#### [Provided entries]
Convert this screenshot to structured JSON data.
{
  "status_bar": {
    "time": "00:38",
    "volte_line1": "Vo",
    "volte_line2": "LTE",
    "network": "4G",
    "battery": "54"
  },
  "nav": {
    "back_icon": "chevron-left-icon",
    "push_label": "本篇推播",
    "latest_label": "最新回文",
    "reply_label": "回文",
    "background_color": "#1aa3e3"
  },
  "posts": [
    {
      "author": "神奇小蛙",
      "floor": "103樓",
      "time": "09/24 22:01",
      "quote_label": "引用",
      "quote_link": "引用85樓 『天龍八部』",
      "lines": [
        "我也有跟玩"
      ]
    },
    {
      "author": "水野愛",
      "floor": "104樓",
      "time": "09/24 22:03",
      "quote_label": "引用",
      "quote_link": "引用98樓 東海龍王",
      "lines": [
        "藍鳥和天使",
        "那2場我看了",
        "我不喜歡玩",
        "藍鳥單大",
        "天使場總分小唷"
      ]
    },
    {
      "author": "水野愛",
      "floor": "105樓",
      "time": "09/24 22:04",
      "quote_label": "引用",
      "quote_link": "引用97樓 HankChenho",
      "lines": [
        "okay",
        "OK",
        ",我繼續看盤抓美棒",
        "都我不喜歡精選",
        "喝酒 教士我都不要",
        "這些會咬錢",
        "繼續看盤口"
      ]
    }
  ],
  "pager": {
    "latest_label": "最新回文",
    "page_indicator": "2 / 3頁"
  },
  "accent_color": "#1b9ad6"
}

#### [What to work on]
Please reproduce the entire listing, exactly as shown.

#### [Task output]
Convert this screenshot to structured JSON data.
{
  "status_bar": {
    "time": "00:38",
    "volte_line1": "Vo",
    "volte_line2": "LTE",
    "network": "4G",
    "battery": "54"
  },
  "nav": {
    "back_icon": "chevron-left-icon",
    "push_label": "本篇推播",
    "latest_label": "最新回文",
    "reply_label": "回文",
    "background_color": "#1aa3e3"
  },
  "posts": [
    {
      "author": "神奇小蛙",
      "floor": "103樓",
      "time": "09/24 22:01",
      "quote_label": "引用",
      "quote_link": "引用85樓 『天龍八部』",
      "lines": [
        "我也有跟玩"
      ]
    },
    {
      "author": "水野愛",
      "floor": "104樓",
      "time": "09/24 22:03",
      "quote_label": "引用",
      "quote_link": "引用98樓 東海龍王",
      "lines": [
        "藍鳥和天使",
        "那2場我看了",
        "我不喜歡玩",
        "藍鳥單大",
        "天使場總分小唷"
      ]
    },
    {
      "author": "水野愛",
      "floor": "105樓",
      "time": "09/24 22:04",
      "quote_label": "引用",
      "quote_link": "引用97樓 HankChenho",
      "lines": [
        "okay",
        "OK",
        ",我繼續看盤抓美棒",
        "都我不喜歡精選",
        "喝酒 教士我都不要",
        "這些會咬錢",
        "繼續看盤口"
      ]
    }
  ],
  "pager": {
    "latest_label": "最新回文",
    "page_indicator": "2 / 3頁"
  },
  "accent_color": "#1b9ad6"
}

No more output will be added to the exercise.